*What the task asks*: Search the material below for the string "ylabel" and extract each line that has it.

*Records provided*:
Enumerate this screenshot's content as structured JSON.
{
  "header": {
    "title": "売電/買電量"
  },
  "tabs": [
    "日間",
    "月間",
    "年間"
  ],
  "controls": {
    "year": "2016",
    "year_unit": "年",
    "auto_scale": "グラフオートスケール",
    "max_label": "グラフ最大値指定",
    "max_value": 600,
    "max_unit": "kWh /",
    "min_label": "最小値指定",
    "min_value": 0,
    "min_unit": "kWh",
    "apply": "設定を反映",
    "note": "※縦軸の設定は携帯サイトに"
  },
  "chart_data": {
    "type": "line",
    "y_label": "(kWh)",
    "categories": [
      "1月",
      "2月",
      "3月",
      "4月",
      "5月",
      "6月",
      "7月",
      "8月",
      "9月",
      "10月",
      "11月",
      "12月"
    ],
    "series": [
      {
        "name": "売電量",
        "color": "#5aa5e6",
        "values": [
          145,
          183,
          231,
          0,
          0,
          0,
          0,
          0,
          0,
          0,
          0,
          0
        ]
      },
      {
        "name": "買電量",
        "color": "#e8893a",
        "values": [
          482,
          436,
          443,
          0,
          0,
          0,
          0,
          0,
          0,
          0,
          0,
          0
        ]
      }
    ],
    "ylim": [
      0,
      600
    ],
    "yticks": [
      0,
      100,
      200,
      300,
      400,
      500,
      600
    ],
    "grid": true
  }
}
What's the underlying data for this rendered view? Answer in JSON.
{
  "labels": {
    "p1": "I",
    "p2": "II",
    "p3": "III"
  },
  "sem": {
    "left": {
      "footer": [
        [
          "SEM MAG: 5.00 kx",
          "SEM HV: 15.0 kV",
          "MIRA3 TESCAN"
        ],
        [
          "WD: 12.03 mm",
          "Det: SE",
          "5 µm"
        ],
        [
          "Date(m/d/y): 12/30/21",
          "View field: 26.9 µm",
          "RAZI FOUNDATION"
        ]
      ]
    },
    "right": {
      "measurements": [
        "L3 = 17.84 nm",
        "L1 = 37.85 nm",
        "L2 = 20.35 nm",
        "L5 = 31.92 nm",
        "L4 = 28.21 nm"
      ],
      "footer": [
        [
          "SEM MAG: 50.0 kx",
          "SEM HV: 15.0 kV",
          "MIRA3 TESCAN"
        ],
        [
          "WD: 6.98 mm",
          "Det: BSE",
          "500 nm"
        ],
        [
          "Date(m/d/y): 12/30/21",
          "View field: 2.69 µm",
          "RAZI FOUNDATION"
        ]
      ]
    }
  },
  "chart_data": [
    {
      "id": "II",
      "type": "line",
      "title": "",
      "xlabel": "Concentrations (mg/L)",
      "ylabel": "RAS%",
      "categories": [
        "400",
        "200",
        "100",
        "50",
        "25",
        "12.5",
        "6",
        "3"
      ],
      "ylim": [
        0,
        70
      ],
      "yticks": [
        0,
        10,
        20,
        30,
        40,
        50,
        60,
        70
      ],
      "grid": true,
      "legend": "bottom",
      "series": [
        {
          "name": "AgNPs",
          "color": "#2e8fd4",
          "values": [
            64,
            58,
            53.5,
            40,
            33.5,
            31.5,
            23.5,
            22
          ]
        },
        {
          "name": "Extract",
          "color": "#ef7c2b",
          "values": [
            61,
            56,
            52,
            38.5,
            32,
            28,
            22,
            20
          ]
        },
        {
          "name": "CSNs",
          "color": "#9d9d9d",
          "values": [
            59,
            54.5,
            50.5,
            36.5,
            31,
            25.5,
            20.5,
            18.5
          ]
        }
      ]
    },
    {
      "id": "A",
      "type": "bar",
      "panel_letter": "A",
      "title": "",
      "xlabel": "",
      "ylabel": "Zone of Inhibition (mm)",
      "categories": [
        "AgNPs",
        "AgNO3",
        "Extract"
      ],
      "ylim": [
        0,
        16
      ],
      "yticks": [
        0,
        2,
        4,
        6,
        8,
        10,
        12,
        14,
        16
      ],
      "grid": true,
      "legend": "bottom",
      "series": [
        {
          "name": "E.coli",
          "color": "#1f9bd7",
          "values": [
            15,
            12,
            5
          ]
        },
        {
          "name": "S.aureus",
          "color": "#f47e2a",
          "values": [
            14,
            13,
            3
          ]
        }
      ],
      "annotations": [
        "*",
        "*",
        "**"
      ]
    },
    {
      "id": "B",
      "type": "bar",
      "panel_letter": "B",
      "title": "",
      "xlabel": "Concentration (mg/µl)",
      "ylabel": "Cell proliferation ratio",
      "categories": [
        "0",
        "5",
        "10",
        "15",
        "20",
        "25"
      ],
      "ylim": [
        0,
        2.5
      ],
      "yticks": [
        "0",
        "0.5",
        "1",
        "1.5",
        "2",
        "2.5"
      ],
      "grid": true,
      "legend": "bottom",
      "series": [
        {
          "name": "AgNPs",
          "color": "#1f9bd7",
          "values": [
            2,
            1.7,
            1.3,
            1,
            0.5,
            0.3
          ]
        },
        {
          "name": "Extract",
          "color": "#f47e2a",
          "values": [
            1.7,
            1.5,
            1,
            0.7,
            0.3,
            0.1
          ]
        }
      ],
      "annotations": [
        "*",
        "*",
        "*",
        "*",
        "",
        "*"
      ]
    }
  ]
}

*The output*:
      "ylabel": "RAS%",
      "ylabel": "Zone of Inhibition (mm)",
      "ylabel": "Cell proliferation ratio",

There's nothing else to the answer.